— Material shown —
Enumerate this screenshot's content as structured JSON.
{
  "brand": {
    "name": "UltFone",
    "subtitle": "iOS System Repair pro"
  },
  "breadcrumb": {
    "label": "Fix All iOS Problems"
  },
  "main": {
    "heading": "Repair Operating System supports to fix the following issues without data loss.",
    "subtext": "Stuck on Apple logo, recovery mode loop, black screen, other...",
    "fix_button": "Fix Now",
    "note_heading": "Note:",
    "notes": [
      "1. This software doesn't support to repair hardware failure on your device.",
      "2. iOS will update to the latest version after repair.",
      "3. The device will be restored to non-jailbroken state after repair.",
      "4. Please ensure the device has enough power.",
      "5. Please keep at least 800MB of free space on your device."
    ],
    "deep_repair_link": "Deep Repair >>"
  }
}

— What you are asked to do —
Copy all of the data exactly.

— Answer in full —
Enumerate this screenshot's content as structured JSON.
{
  "brand": {
    "name": "UltFone",
    "subtitle": "iOS System Repair pro"
  },
  "breadcrumb": {
    "label": "Fix All iOS Problems"
  },
  "main": {
    "heading": "Repair Operating System supports to fix the following issues without data loss.",
    "subtext": "Stuck on Apple logo, recovery mode loop, black screen, other...",
    "fix_button": "Fix Now",
    "note_heading": "Note:",
    "notes": [
      "1. This software doesn't support to repair hardware failure on your device.",
      "2. iOS will update to the latest version after repair.",
      "3. The device will be restored to non-jailbroken state after repair.",
      "4. Please ensure the device has enough power.",
      "5. Please keep at least 800MB of free space on your device."
    ],
    "deep_repair_link": "Deep Repair >>"
  }
}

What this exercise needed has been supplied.